→ **THE TASK**
Omit all pictures and give the records below again exactly as written.

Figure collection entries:
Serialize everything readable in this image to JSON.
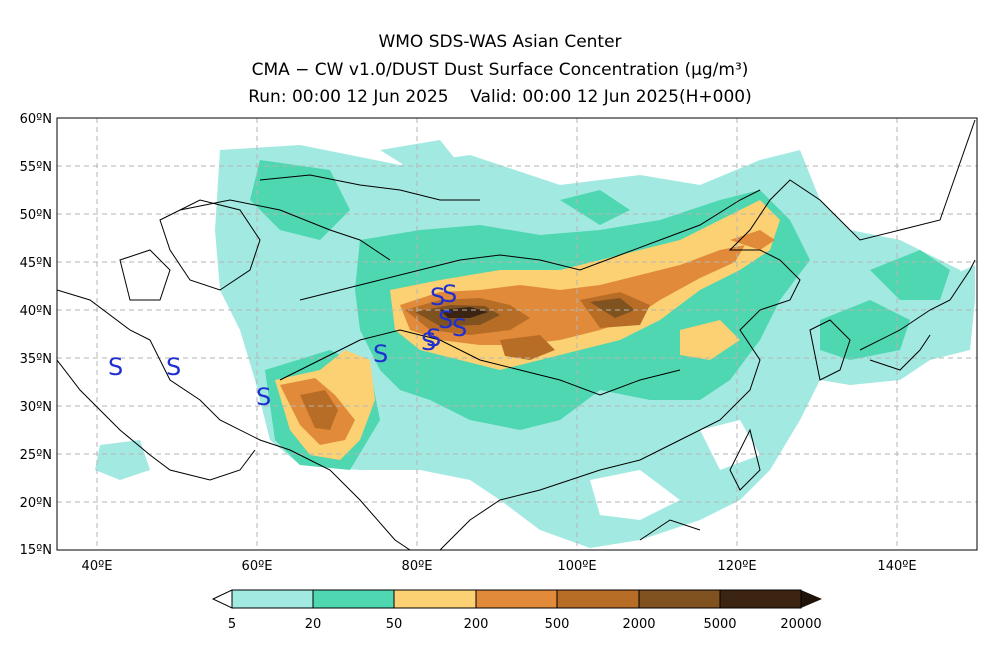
{
  "title": {
    "line1": "WMO SDS-WAS Asian Center",
    "line2": "CMA − CW v1.0/DUST Dust Surface Concentration (μg/m³)",
    "line3": "Run: 00:00 12 Jun 2025    Valid: 00:00 12 Jun 2025(H+000)"
  },
  "map": {
    "lat_labels": [
      "60ºN",
      "55ºN",
      "50ºN",
      "45ºN",
      "40ºN",
      "35ºN",
      "30ºN",
      "25ºN",
      "20ºN",
      "15ºN"
    ],
    "lon_labels": [
      "40ºE",
      "60ºE",
      "80ºE",
      "100ºE",
      "120ºE",
      "140ºE"
    ],
    "lon_range": [
      35,
      150
    ],
    "lat_range": [
      15,
      60
    ],
    "grid": true,
    "storm_symbol": "S",
    "storm_symbol_color": "#1f2fd0"
  },
  "colorbar": {
    "labels": [
      "5",
      "20",
      "50",
      "200",
      "500",
      "2000",
      "5000",
      "20000"
    ],
    "colors": [
      "#a2e9e1",
      "#4ed7b0",
      "#fbd173",
      "#e08a3a",
      "#b86d27",
      "#7f5220",
      "#3b2412"
    ],
    "extend_low_color": "#ffffff",
    "extend_high_color": "#1e1209"
  }
}
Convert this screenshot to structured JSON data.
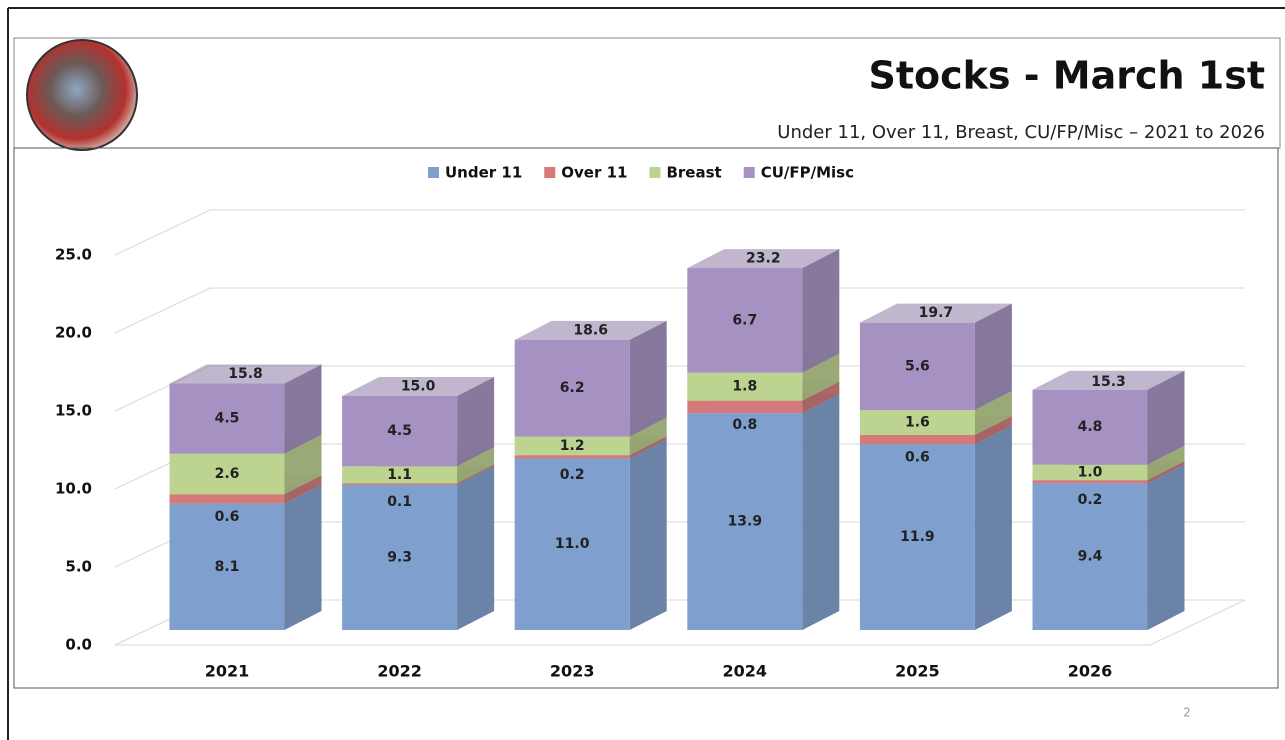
{
  "slide_number": "2",
  "chart_data": {
    "type": "bar",
    "stacked": true,
    "title": "Stocks - March 1st",
    "subtitle": "Under 11, Over 11, Breast, CU/FP/Misc – 2021 to 2026",
    "categories": [
      "2021",
      "2022",
      "2023",
      "2024",
      "2025",
      "2026"
    ],
    "series": [
      {
        "name": "Under 11",
        "color": "#7f9fcf",
        "values": [
          8.1,
          9.3,
          11,
          13.9,
          11.9,
          9.4
        ],
        "value_labels": [
          "8.1",
          "9.3",
          "11.0",
          "13.9",
          "11.9",
          "9.4"
        ]
      },
      {
        "name": "Over 11",
        "color": "#d47a7a",
        "values": [
          0.6,
          0.1,
          0.2,
          0.8,
          0.6,
          0.2
        ],
        "value_labels": [
          "0.6",
          "0.1",
          "0.2",
          "0.8",
          "0.6",
          "0.2"
        ]
      },
      {
        "name": "Breast",
        "color": "#bcd48f",
        "values": [
          2.6,
          1.1,
          1.2,
          1.8,
          1.6,
          1
        ],
        "value_labels": [
          "2.6",
          "1.1",
          "1.2",
          "1.8",
          "1.6",
          "1.0"
        ]
      },
      {
        "name": "CU/FP/Misc",
        "color": "#a592c3",
        "values": [
          4.5,
          4.5,
          6.2,
          6.7,
          5.6,
          4.8
        ],
        "value_labels": [
          "4.5",
          "4.5",
          "6.2",
          "6.7",
          "5.6",
          "4.8"
        ]
      }
    ],
    "totals": {
      "values": [
        15.8,
        15,
        18.6,
        23.2,
        19.7,
        15.3
      ],
      "value_labels": [
        "15.8",
        "15.0",
        "18.6",
        "23.2",
        "19.7",
        "15.3"
      ]
    },
    "ylim": [
      0,
      25
    ],
    "yticks": [
      {
        "value": 0,
        "label": "0.0"
      },
      {
        "value": 5,
        "label": "5.0"
      },
      {
        "value": 10,
        "label": "10.0"
      },
      {
        "value": 15,
        "label": "15.0"
      },
      {
        "value": 20,
        "label": "20.0"
      },
      {
        "value": 25,
        "label": "25.0"
      }
    ],
    "grid": true,
    "legend": "top"
  }
}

→ **FINISHED TASK**
Serialize everything readable in this image to JSON.
{
  "title": {
    "line1": "WMO SDS-WAS Asian Center",
    "line2": "CMA − CW v1.0/DUST Dust Surface Concentration (μg/m³)",
    "line3": "Run: 00:00 12 Jun 2025    Valid: 00:00 12 Jun 2025(H+000)"
  },
  "map": {
    "lat_labels": [
      "60ºN",
      "55ºN",
      "50ºN",
      "45ºN",
      "40ºN",
      "35ºN",
      "30ºN",
      "25ºN",
      "20ºN",
      "15ºN"
    ],
    "lon_labels": [
      "40ºE",
      "60ºE",
      "80ºE",
      "100ºE",
      "120ºE",
      "140ºE"
    ],
    "lon_range": [
      35,
      150
    ],
    "lat_range": [
      15,
      60
    ],
    "grid": true,
    "storm_symbol": "S",
    "storm_symbol_color": "#1f2fd0"
  },
  "colorbar": {
    "labels": [
      "5",
      "20",
      "50",
      "200",
      "500",
      "2000",
      "5000",
      "20000"
    ],
    "colors": [
      "#a2e9e1",
      "#4ed7b0",
      "#fbd173",
      "#e08a3a",
      "#b86d27",
      "#7f5220",
      "#3b2412"
    ],
    "extend_low_color": "#ffffff",
    "extend_high_color": "#1e1209"
  }
}
Convert this screenshot to structured JSON data.
{
  "slide_number": "2",
  "chart_data": {
    "type": "bar",
    "stacked": true,
    "title": "Stocks - March 1st",
    "subtitle": "Under 11, Over 11, Breast, CU/FP/Misc – 2021 to 2026",
    "categories": [
      "2021",
      "2022",
      "2023",
      "2024",
      "2025",
      "2026"
    ],
    "series": [
      {
        "name": "Under 11",
        "color": "#7f9fcf",
        "values": [
          8.1,
          9.3,
          11,
          13.9,
          11.9,
          9.4
        ],
        "value_labels": [
          "8.1",
          "9.3",
          "11.0",
          "13.9",
          "11.9",
          "9.4"
        ]
      },
      {
        "name": "Over 11",
        "color": "#d47a7a",
        "values": [
          0.6,
          0.1,
          0.2,
          0.8,
          0.6,
          0.2
        ],
        "value_labels": [
          "0.6",
          "0.1",
          "0.2",
          "0.8",
          "0.6",
          "0.2"
        ]
      },
      {
        "name": "Breast",
        "color": "#bcd48f",
        "values": [
          2.6,
          1.1,
          1.2,
          1.8,
          1.6,
          1
        ],
        "value_labels": [
          "2.6",
          "1.1",
          "1.2",
          "1.8",
          "1.6",
          "1.0"
        ]
      },
      {
        "name": "CU/FP/Misc",
        "color": "#a592c3",
        "values": [
          4.5,
          4.5,
          6.2,
          6.7,
          5.6,
          4.8
        ],
        "value_labels": [
          "4.5",
          "4.5",
          "6.2",
          "6.7",
          "5.6",
          "4.8"
        ]
      }
    ],
    "totals": {
      "values": [
        15.8,
        15,
        18.6,
        23.2,
        19.7,
        15.3
      ],
      "value_labels": [
        "15.8",
        "15.0",
        "18.6",
        "23.2",
        "19.7",
        "15.3"
      ]
    },
    "ylim": [
      0,
      25
    ],
    "yticks": [
      {
        "value": 0,
        "label": "0.0"
      },
      {
        "value": 5,
        "label": "5.0"
      },
      {
        "value": 10,
        "label": "10.0"
      },
      {
        "value": 15,
        "label": "15.0"
      },
      {
        "value": 20,
        "label": "20.0"
      },
      {
        "value": 25,
        "label": "25.0"
      }
    ],
    "grid": true,
    "legend": "top"
  }
}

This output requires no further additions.